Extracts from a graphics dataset
----

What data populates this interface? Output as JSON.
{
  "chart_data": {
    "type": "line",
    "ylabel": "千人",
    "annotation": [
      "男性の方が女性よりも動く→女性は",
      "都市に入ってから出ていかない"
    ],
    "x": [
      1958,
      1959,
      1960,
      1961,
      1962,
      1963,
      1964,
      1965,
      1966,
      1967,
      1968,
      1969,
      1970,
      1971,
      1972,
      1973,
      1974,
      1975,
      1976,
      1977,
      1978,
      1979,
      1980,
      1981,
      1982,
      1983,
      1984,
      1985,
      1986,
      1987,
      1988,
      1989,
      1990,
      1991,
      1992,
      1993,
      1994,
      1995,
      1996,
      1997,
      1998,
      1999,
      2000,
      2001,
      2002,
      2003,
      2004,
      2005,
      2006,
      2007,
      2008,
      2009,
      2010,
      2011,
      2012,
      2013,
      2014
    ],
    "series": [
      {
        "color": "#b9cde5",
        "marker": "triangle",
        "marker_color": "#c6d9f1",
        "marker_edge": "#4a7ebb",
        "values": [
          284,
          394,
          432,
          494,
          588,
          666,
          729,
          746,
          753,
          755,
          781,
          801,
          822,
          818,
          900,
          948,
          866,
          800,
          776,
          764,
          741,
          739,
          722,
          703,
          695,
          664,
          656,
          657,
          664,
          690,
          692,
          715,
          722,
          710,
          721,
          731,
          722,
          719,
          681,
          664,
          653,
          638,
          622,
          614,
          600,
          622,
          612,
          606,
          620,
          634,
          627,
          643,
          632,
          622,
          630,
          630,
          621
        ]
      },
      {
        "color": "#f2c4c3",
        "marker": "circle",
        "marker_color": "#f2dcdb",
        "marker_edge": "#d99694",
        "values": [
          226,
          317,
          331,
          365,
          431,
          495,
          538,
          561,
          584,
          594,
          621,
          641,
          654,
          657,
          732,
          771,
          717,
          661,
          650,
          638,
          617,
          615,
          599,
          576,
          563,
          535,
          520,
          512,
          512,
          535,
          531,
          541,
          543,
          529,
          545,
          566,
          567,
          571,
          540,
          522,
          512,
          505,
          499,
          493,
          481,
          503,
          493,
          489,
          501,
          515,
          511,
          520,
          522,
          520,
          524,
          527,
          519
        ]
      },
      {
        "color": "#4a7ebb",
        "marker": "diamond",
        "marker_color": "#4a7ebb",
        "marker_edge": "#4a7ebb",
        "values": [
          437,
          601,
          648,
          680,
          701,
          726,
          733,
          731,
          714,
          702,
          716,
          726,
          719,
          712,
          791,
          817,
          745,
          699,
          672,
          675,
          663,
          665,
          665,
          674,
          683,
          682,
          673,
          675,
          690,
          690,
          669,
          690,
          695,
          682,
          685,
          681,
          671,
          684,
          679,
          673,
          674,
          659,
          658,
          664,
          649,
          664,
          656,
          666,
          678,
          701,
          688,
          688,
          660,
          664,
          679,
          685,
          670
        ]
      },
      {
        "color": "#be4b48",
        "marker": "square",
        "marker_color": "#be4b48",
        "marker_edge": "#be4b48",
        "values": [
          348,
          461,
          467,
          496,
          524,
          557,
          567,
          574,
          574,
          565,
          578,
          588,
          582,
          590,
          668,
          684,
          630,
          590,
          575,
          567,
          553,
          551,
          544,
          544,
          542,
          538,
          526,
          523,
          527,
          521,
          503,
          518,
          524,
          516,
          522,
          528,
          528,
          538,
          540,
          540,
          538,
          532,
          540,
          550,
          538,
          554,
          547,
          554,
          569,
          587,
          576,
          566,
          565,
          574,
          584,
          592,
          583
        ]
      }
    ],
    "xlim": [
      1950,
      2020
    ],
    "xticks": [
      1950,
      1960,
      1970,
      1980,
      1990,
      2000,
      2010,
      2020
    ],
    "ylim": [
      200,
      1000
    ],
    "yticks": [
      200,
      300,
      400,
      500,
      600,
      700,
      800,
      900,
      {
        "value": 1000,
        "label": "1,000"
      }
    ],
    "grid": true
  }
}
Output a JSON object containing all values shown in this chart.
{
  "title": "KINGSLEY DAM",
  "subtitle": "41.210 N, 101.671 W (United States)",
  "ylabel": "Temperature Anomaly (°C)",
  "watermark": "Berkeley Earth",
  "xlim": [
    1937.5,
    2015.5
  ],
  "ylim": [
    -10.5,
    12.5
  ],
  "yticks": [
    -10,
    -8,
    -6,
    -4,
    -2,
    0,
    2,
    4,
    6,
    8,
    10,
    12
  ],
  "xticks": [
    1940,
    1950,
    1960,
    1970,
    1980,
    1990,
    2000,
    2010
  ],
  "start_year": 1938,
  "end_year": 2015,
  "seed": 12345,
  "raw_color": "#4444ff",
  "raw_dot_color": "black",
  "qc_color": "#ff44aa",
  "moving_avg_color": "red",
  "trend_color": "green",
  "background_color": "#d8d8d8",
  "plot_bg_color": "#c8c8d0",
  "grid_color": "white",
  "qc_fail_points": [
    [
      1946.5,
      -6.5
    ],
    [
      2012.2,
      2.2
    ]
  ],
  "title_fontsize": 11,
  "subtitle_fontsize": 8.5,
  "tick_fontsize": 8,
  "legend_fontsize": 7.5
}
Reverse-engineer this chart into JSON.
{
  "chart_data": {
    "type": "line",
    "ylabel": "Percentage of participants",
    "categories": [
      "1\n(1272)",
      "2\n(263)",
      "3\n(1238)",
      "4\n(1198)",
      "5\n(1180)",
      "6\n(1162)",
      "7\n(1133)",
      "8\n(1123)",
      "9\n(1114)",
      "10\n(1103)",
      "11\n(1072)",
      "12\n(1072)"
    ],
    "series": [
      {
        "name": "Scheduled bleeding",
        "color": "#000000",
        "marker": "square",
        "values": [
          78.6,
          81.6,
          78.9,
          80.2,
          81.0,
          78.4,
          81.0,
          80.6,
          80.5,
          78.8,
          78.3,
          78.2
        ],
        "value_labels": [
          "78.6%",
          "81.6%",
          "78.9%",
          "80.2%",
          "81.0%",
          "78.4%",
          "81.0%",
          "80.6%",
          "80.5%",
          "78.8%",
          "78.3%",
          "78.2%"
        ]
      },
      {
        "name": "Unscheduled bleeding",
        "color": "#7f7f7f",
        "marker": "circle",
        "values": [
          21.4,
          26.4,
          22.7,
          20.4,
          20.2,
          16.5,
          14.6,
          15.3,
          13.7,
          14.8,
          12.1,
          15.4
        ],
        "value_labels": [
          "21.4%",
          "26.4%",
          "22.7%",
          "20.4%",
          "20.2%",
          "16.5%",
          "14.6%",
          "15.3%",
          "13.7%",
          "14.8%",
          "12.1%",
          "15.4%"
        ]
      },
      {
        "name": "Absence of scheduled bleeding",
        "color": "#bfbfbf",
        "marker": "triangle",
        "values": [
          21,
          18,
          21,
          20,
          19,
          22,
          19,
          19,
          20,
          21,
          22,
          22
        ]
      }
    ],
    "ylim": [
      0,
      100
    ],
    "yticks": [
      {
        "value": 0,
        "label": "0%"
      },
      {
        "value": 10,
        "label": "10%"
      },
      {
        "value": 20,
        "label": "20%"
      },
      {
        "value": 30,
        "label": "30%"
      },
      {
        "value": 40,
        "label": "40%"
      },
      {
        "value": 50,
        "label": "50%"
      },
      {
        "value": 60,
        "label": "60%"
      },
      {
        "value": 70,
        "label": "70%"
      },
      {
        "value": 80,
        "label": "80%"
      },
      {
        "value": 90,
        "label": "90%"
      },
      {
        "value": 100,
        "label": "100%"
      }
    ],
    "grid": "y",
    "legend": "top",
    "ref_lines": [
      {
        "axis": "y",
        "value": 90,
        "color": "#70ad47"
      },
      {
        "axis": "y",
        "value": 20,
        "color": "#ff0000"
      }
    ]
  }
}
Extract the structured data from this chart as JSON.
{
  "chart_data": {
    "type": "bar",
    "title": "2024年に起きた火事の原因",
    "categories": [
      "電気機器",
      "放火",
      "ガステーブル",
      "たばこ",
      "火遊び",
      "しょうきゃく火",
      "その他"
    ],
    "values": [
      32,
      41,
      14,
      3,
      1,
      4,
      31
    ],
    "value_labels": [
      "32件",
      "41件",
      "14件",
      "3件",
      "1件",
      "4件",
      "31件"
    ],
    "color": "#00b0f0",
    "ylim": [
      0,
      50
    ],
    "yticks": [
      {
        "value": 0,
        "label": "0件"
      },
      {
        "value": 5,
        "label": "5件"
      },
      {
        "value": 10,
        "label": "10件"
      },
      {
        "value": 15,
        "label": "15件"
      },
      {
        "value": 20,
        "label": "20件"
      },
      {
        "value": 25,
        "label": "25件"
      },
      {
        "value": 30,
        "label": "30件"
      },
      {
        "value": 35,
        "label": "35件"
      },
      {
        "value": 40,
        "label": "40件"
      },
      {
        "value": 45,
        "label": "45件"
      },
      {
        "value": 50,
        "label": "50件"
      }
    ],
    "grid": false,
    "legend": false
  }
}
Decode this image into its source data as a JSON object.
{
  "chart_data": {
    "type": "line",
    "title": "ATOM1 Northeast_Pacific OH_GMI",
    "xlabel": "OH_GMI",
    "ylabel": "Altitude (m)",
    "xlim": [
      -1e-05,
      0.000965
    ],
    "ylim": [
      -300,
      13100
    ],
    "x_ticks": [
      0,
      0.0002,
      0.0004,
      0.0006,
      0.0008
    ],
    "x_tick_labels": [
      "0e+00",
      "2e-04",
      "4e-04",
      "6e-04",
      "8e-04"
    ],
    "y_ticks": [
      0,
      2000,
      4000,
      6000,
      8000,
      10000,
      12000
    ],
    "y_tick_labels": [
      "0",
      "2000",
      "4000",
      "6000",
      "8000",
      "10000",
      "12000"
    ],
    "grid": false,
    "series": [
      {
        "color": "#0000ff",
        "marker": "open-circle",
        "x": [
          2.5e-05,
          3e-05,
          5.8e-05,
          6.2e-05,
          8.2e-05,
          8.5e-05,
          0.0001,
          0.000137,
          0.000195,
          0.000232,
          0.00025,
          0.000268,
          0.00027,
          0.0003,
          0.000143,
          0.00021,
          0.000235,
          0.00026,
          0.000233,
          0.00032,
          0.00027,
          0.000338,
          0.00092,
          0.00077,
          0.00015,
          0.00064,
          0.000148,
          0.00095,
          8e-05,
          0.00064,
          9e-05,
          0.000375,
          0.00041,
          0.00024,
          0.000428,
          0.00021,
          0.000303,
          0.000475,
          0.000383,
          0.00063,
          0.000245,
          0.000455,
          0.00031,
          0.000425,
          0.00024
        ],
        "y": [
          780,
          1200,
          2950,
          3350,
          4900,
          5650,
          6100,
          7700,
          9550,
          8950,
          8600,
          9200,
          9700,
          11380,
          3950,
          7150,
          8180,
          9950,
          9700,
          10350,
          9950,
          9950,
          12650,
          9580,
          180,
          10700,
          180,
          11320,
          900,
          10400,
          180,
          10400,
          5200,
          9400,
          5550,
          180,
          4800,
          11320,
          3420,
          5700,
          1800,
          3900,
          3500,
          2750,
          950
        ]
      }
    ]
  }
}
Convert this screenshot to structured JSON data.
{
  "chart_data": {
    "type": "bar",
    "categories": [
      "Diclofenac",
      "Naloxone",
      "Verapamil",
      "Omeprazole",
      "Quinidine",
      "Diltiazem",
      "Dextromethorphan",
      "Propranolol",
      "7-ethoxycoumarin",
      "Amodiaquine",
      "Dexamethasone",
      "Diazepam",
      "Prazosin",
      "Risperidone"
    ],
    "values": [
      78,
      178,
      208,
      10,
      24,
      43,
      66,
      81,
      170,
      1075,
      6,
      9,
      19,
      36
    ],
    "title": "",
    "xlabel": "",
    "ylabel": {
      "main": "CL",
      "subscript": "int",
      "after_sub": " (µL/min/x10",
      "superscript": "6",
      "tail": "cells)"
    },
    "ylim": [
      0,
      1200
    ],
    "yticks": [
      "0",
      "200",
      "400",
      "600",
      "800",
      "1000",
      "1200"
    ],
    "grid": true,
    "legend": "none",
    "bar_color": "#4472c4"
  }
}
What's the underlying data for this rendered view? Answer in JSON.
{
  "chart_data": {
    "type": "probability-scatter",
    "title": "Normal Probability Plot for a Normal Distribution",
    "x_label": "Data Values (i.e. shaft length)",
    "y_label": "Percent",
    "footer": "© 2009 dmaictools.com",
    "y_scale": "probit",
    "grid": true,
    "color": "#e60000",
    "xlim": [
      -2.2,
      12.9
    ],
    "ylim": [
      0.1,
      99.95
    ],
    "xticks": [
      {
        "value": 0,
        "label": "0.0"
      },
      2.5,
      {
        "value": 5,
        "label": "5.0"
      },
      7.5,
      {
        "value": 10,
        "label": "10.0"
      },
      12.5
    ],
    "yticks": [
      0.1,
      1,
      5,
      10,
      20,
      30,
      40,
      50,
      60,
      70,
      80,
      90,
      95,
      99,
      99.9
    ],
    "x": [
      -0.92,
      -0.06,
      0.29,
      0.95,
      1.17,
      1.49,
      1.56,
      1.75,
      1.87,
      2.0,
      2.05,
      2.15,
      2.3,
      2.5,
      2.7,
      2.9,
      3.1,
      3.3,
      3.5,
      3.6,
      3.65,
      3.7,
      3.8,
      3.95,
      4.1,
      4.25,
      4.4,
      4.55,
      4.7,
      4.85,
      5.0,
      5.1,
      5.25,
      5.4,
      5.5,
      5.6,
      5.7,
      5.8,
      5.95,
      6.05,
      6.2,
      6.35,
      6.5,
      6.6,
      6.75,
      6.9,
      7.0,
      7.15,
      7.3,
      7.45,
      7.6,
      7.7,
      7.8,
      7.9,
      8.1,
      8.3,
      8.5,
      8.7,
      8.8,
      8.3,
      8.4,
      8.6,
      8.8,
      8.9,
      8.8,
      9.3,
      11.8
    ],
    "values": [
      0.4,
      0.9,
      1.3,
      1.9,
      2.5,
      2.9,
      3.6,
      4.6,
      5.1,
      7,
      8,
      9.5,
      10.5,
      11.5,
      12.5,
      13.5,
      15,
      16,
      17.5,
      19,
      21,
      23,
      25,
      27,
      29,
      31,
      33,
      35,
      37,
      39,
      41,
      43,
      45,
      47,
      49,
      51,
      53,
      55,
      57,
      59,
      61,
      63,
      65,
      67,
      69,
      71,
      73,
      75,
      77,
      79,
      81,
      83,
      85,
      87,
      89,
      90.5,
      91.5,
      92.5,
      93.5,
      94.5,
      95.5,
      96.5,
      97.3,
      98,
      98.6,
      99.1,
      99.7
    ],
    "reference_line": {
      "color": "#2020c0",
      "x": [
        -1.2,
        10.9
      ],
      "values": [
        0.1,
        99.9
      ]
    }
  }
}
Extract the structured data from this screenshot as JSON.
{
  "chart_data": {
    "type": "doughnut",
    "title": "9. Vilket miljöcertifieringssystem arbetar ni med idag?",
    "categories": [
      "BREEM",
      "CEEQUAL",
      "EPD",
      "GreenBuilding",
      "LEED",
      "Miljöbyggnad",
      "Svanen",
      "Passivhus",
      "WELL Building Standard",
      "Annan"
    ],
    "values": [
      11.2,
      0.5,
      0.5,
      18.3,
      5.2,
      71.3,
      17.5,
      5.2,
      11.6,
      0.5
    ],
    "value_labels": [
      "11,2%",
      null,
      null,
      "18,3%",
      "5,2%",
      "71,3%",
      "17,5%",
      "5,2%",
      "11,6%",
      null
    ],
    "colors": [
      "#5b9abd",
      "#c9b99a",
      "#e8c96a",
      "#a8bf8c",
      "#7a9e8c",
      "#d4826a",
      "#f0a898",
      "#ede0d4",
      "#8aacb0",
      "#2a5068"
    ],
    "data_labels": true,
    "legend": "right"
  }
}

----

**Exercise**
From the records above, copy every line that holds the word "bleeding".

**Exercise output**
        "name": "Scheduled bleeding",
        "name": "Unscheduled bleeding",
        "name": "Absence of scheduled bleeding",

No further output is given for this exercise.